/---

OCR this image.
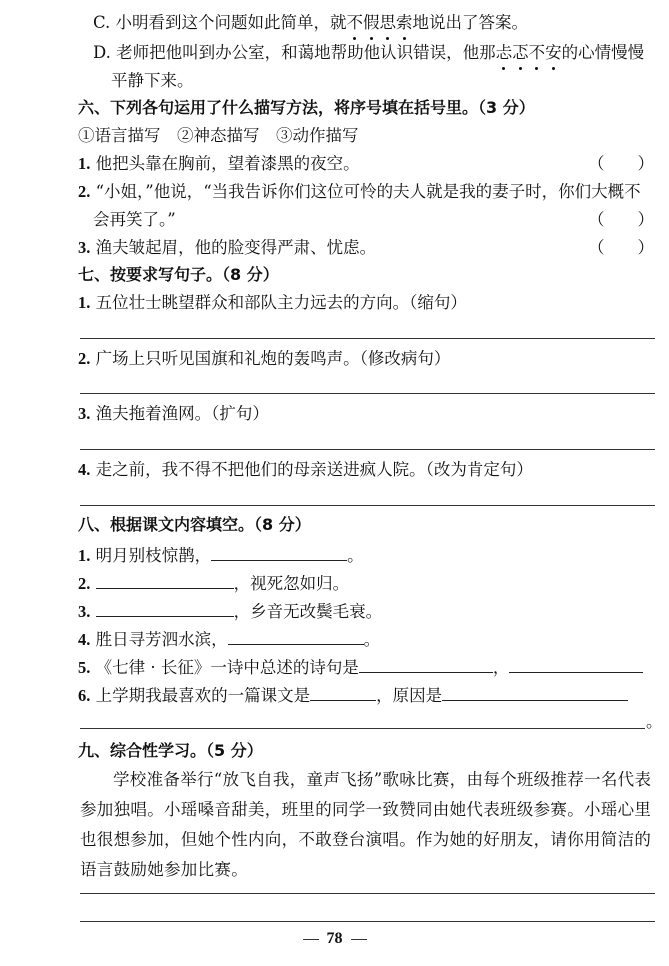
C. 小明看到这个问题如此简单，就不假思索地说出了答案。
D. 老师把他叫到办公室，和蔼地帮助他认识错误，他那忐忑不安的心情慢慢
平静下来。
六、下列各句运用了什么描写方法，将序号填在括号里。（3 分）
①语言描写　②神态描写　③动作描写
1. 他把头靠在胸前，望着漆黑的夜空。	（　　）
2. “小姐，”他说，“当我告诉你们这位可怜的夫人就是我的妻子时，你们大概不
会再笑了。”	（　　）
3. 渔夫皱起眉，他的脸变得严肃、忧虑。	（　　）
七、按要求写句子。（8 分）
1. 五位壮士眺望群众和部队主力远去的方向。（缩句）
2. 广场上只听见国旗和礼炮的轰鸣声。（修改病句）
3. 渔夫拖着渔网。（扩句）
4. 走之前，我不得不把他们的母亲送进疯人院。（改为肯定句）
八、根据课文内容填空。（8 分）
1. 明月别枝惊鹊，	。
2.	，视死忽如归。
3.	，乡音无改鬓毛衰。
4. 胜日寻芳泗水滨，	。
5. 《七律 · 长征》一诗中总述的诗句是	，
6. 上学期我最喜欢的一篇课文是	，原因是
。
九、综合性学习。（5 分）
学校准备举行“放飞自我，童声飞扬”歌咏比赛，由每个班级推荐一名代表参加独唱。小瑶嗓音甜美，班里的同学一致赞同由她代表班级参赛。小瑶心里也很想参加，但她个性内向，不敢登台演唱。作为她的好朋友，请你用简洁的语言鼓励她参加比赛。
78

\---

The listing above needs to be output again exactly. Don't include the pictures.

OCR this image.
C. 小明看到这个问题如此简单，就不假思索地说出了答案。
D. 老师把他叫到办公室，和蔼地帮助他认识错误，他那忐忑不安的心情慢慢
平静下来。
六、下列各句运用了什么描写方法，将序号填在括号里。（3 分）
①语言描写　②神态描写　③动作描写
1. 他把头靠在胸前，望着漆黑的夜空。	（　　）
2. “小姐，”他说，“当我告诉你们这位可怜的夫人就是我的妻子时，你们大概不
会再笑了。”	（　　）
3. 渔夫皱起眉，他的脸变得严肃、忧虑。	（　　）
七、按要求写句子。（8 分）
1. 五位壮士眺望群众和部队主力远去的方向。（缩句）
2. 广场上只听见国旗和礼炮的轰鸣声。（修改病句）
3. 渔夫拖着渔网。（扩句）
4. 走之前，我不得不把他们的母亲送进疯人院。（改为肯定句）
八、根据课文内容填空。（8 分）
1. 明月别枝惊鹊，	。
2.	，视死忽如归。
3.	，乡音无改鬓毛衰。
4. 胜日寻芳泗水滨，	。
5. 《七律 · 长征》一诗中总述的诗句是	，
6. 上学期我最喜欢的一篇课文是	，原因是
。
九、综合性学习。（5 分）
学校准备举行“放飞自我，童声飞扬”歌咏比赛，由每个班级推荐一名代表参加独唱。小瑶嗓音甜美，班里的同学一致赞同由她代表班级参赛。小瑶心里也很想参加，但她个性内向，不敢登台演唱。作为她的好朋友，请你用简洁的语言鼓励她参加比赛。
78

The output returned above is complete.